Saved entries
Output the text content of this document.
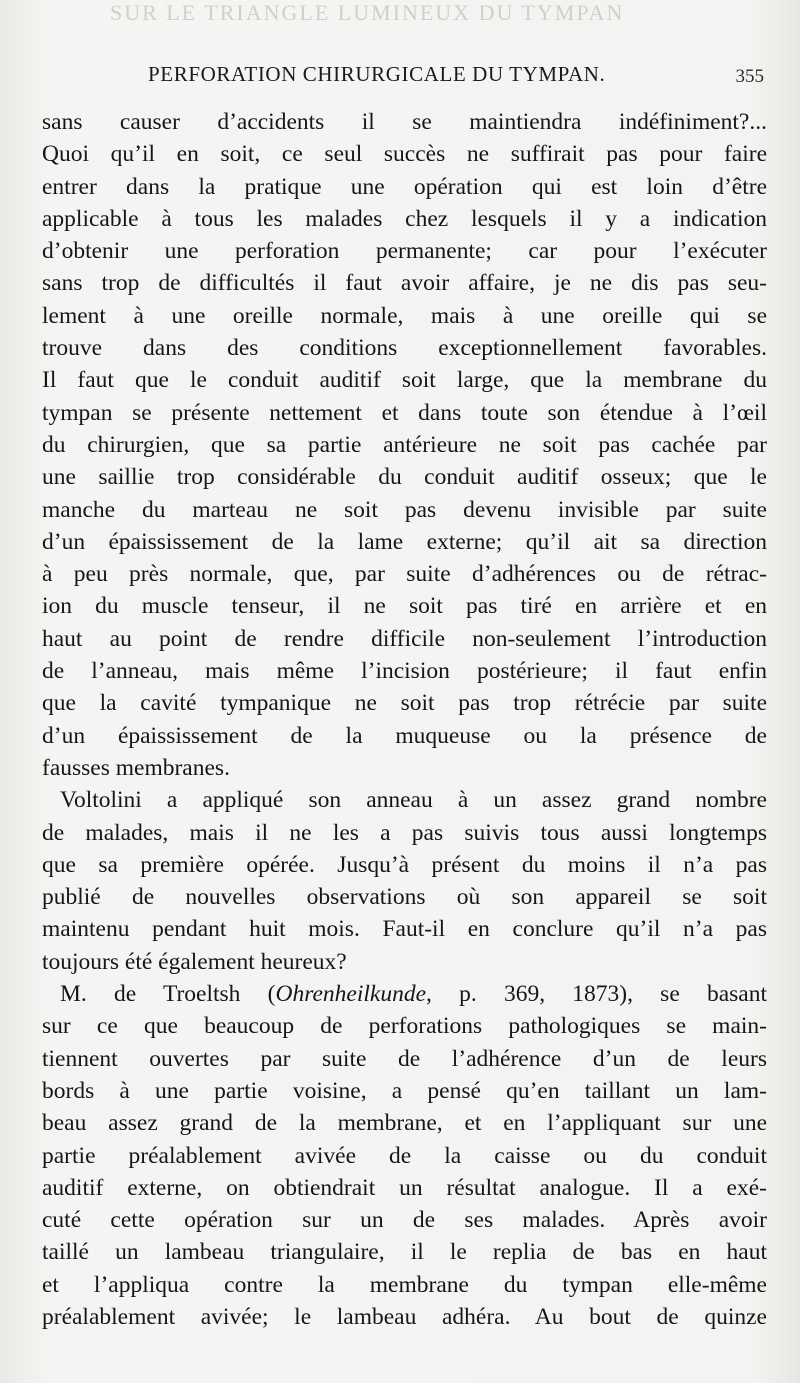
SUR LE TRIANGLE LUMINEUX DU TYMPAN
PERFORATION CHIRURGICALE DU TYMPAN.	355
sans causer d’accidents il se maintiendra indéfiniment?...
Quoi qu’il en soit, ce seul succès ne suffirait pas pour faire
entrer dans la pratique une opération qui est loin d’être
applicable à tous les malades chez lesquels il y a indication
d’obtenir une perforation permanente; car pour l’exécuter
sans trop de difficultés il faut avoir affaire, je ne dis pas seu-
lement à une oreille normale, mais à une oreille qui se
trouve dans des conditions exceptionnellement favorables.
Il faut que le conduit auditif soit large, que la membrane du
tympan se présente nettement et dans toute son étendue à l’œil
du chirurgien, que sa partie antérieure ne soit pas cachée par
une saillie trop considérable du conduit auditif osseux; que le
manche du marteau ne soit pas devenu invisible par suite
d’un épaississement de la lame externe; qu’il ait sa direction
à peu près normale, que, par suite d’adhérences ou de rétrac-
ion du muscle tenseur, il ne soit pas tiré en arrière et en
haut au point de rendre difficile non-seulement l’introduction
de l’anneau, mais même l’incision postérieure; il faut enfin
que la cavité tympanique ne soit pas trop rétrécie par suite
d’un épaississement de la muqueuse ou la présence de
fausses membranes.
Voltolini a appliqué son anneau à un assez grand nombre
de malades, mais il ne les a pas suivis tous aussi longtemps
que sa première opérée. Jusqu’à présent du moins il n’a pas
publié de nouvelles observations où son appareil se soit
maintenu pendant huit mois. Faut-il en conclure qu’il n’a pas
toujours été également heureux?
M. de Troeltsh (Ohrenheilkunde, p. 369, 1873), se basant
sur ce que beaucoup de perforations pathologiques se main-
tiennent ouvertes par suite de l’adhérence d’un de leurs
bords à une partie voisine, a pensé qu’en taillant un lam-
beau assez grand de la membrane, et en l’appliquant sur une
partie préalablement avivée de la caisse ou du conduit
auditif externe, on obtiendrait un résultat analogue. Il a exé-
cuté cette opération sur un de ses malades. Après avoir
taillé un lambeau triangulaire, il le replia de bas en haut
et l’appliqua contre la membrane du tympan elle-même
préalablement avivée; le lambeau adhéra. Au bout de quinze
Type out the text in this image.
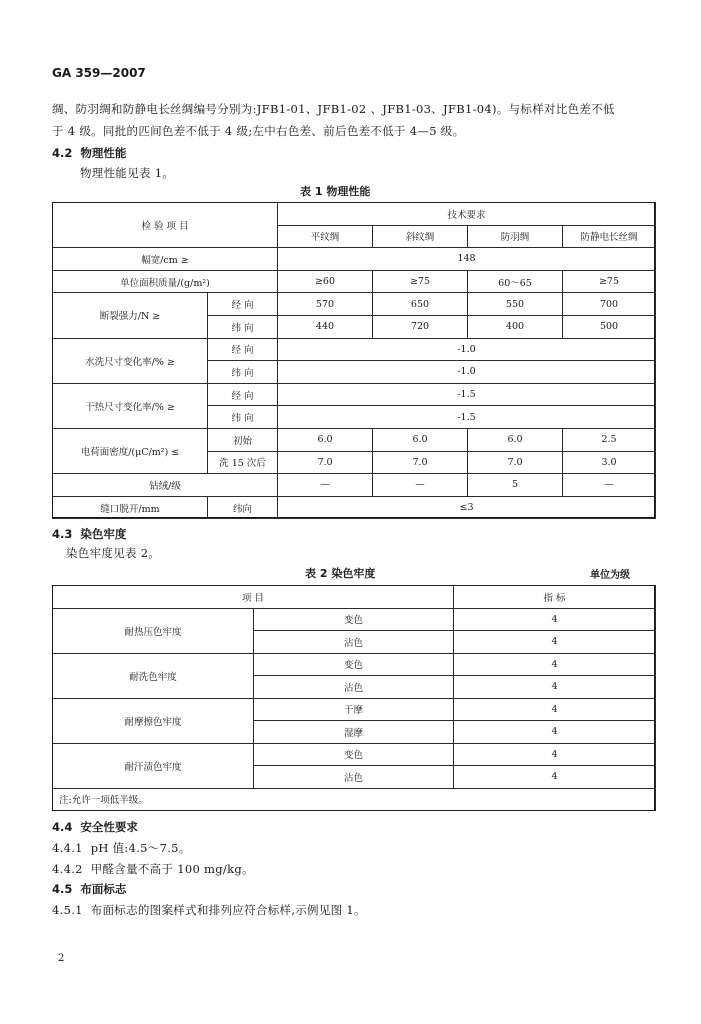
GA 359—2007
绸、防羽绸和防静电长丝绸编号分别为:JFB1-01、JFB1-02 、JFB1-03、JFB1-04)。与标样对比色差不低
于 4 级。同批的匹间色差不低于 4 级;左中右色差、前后色差不低于 4—5 级。
4.2 物理性能
物理性能见表 1。
表 1 物理性能
检 验 项 目		技术要求			
		平纹绸	斜纹绸	防羽绸	防静电长丝绸
幅宽/cm ≥		148			
单位面积质量/(g/m²)		≥60	≥75	60～65	≥75
断裂强力/N ≥	经 向	570	650	550	700
	纬 向	440	720	400	500
水洗尺寸变化率/% ≥	经 向	-1.0			
	纬 向	-1.0			
干热尺寸变化率/% ≥	经 向	-1.5			
	纬 向	-1.5			
电荷面密度/(μC/m²) ≤	初始	6.0	6.0	6.0	2.5
	洗 15 次后	7.0	7.0	7.0	3.0
钻绒/级		—	—	5	—
缝口脱开/mm	纬向	≤3			
4.3 染色牢度
染色牢度见表 2。
表 2 染色牢度	单位为级
项 目		指 标
耐热压色牢度	变色	4
	沾色	4
耐洗色牢度	变色	4
	沾色	4
耐摩擦色牢度	干摩	4
	湿摩	4
耐汗渍色牢度	变色	4
	沾色	4
注:允许一项低半级。		
4.4 安全性要求
4.4.1 pH 值:4.5～7.5。
4.4.2 甲醛含量不高于 100 mg/kg。
4.5 布面标志
4.5.1 布面标志的图案样式和排列应符合标样,示例见图 1。
2
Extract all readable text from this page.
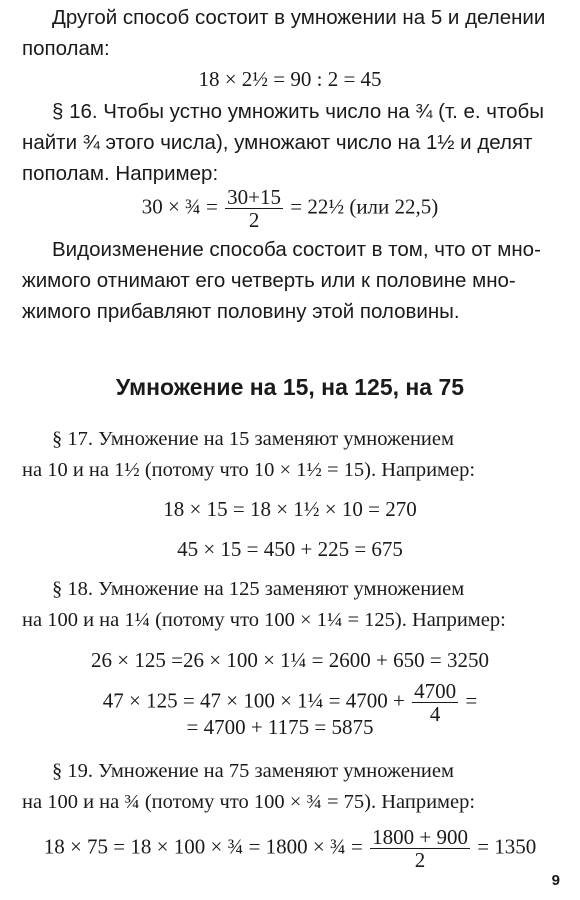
Другой способ состоит в умножении на 5 и делении
пополам:
18 × 2½ = 90 : 2 = 45
§ 16. Чтобы устно умножить число на ¾ (т. е. чтобы
найти ¾ этого числа), умножают число на 1½ и делят
пополам. Например:
30 × ¾ = $\frac{30+15}{2}$ = 22½ (или 22,5)
Видоизменение способа состоит в том, что от мно-
жимого отнимают его четверть или к половине мно-
жимого прибавляют половину этой половины.
Умножение на 15, на 125, на 75
§ 17. Умножение на 15 заменяют умножением
на 10 и на 1½ (потому что 10 × 1½ = 15). Например:
18 × 15 = 18 × 1½ × 10 = 270
45 × 15 = 450 + 225 = 675
§ 18. Умножение на 125 заменяют умножением
на 100 и на 1¼ (потому что 100 × 1¼ = 125). Например:
26 × 125 =26 × 100 × 1¼ = 2600 + 650 = 3250
47 × 125 = 47 × 100 × 1¼ = $4700 + \frac{4700}{4}$ =
= 4700 + 1175 = 5875
§ 19. Умножение на 75 заменяют умножением
на 100 и на ¾ (потому что 100 × ¾ = 75). Например:
18 × 75 = 18 × 100 × ¾ = 1800 × ¾ = $\frac{1800 + 900}{2} = 1350$
9
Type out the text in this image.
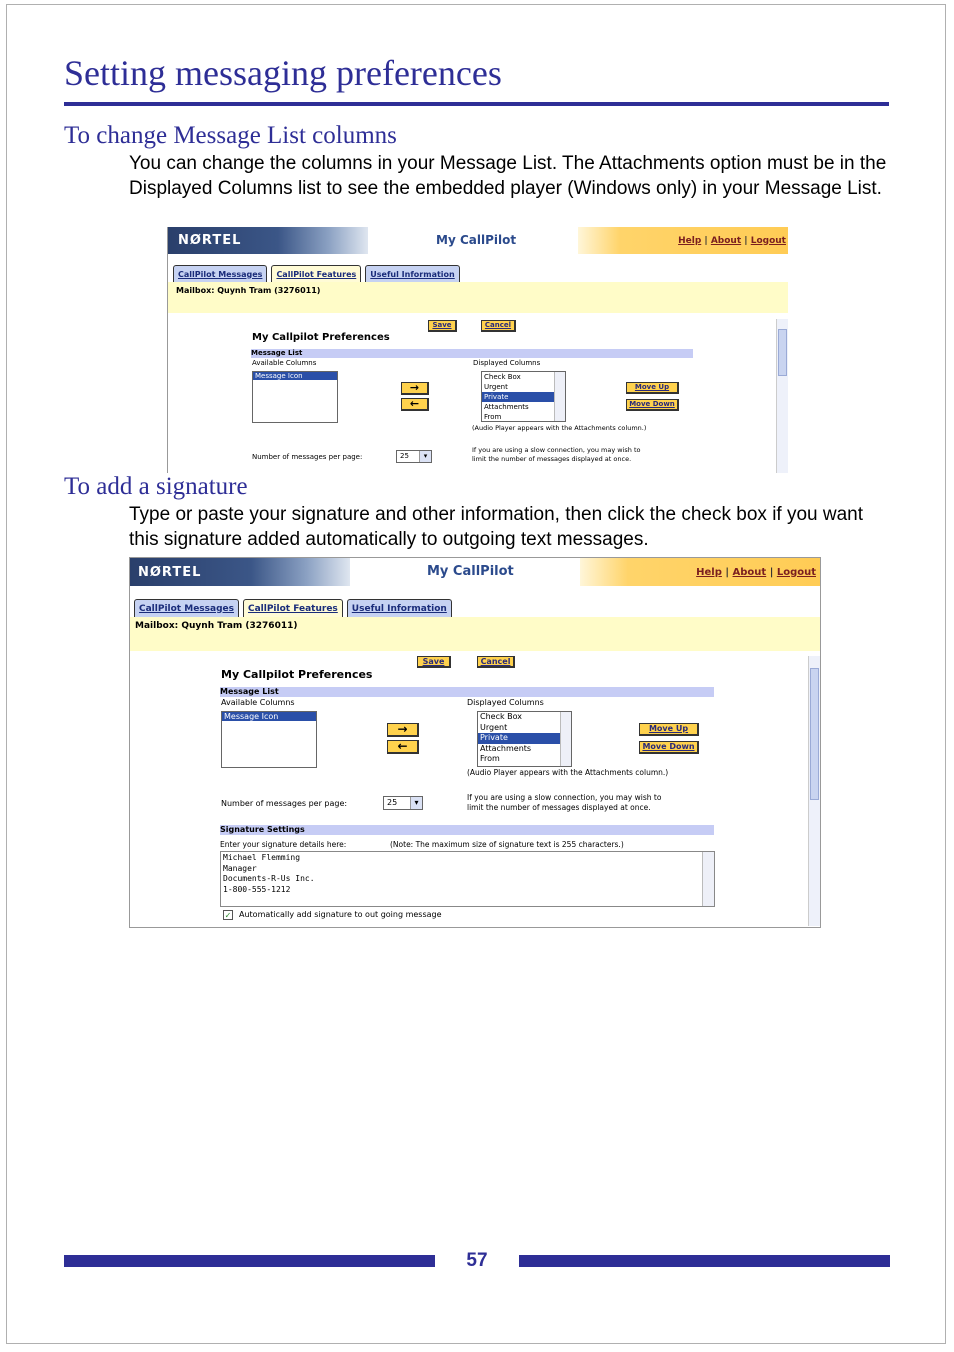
Setting messaging preferences
To change Message List columns

You can change the columns in your Message List. The Attachments option must be in the Displayed Columns list to see the embedded player (Windows only) in your Message List.

NØRTEL	My CallPilot	Help
|
About
|
Logout
CallPilot Messages	CallPilot Features	Useful Information
Mailbox: Quynh Tram (3276011)
Save	Cancel
My Callpilot Preferences
Message List
Available Columns
Message Icon
→
←
Displayed Columns
Check Box
Urgent
Private
Attachments
From
Move Up
Move Down
(Audio Player appears with the Attachments column.)
Number of messages per page:	25	▾
If you are using a slow connection, you may wish to
limit the number of messages displayed at once.
To add a signature

Type or paste your signature and other information, then click the check box if you want this signature added automatically to outgoing text messages.

NØRTEL	My CallPilot	Help
|
About
|
Logout
CallPilot Messages	CallPilot Features	Useful Information
Mailbox: Quynh Tram (3276011)
Save	Cancel
My Callpilot Preferences
Message List
Available Columns
Message Icon
→
←
Displayed Columns
Check Box
Urgent
Private
Attachments
From
Move Up
Move Down
(Audio Player appears with the Attachments column.)
Number of messages per page:	25	▾
If you are using a slow connection, you may wish to
limit the number of messages displayed at once.
Signature Settings
Enter your signature details here:	(Note: The maximum size of signature text is 255 characters.)
Michael Flemming
Manager
Documents-R-Us Inc.
1-800-555-1212
✓ Automatically add signature to out going message
57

DIRECTIONS =>
Filter the entries down to the lines with the word "malades" in them.

TASK ANSWER =>
applicable à tous les malades chez lesquels il y a indication
de malades, mais il ne les a pas suivis tous aussi longtemps
cuté cette opération sur un de ses malades. Après avoir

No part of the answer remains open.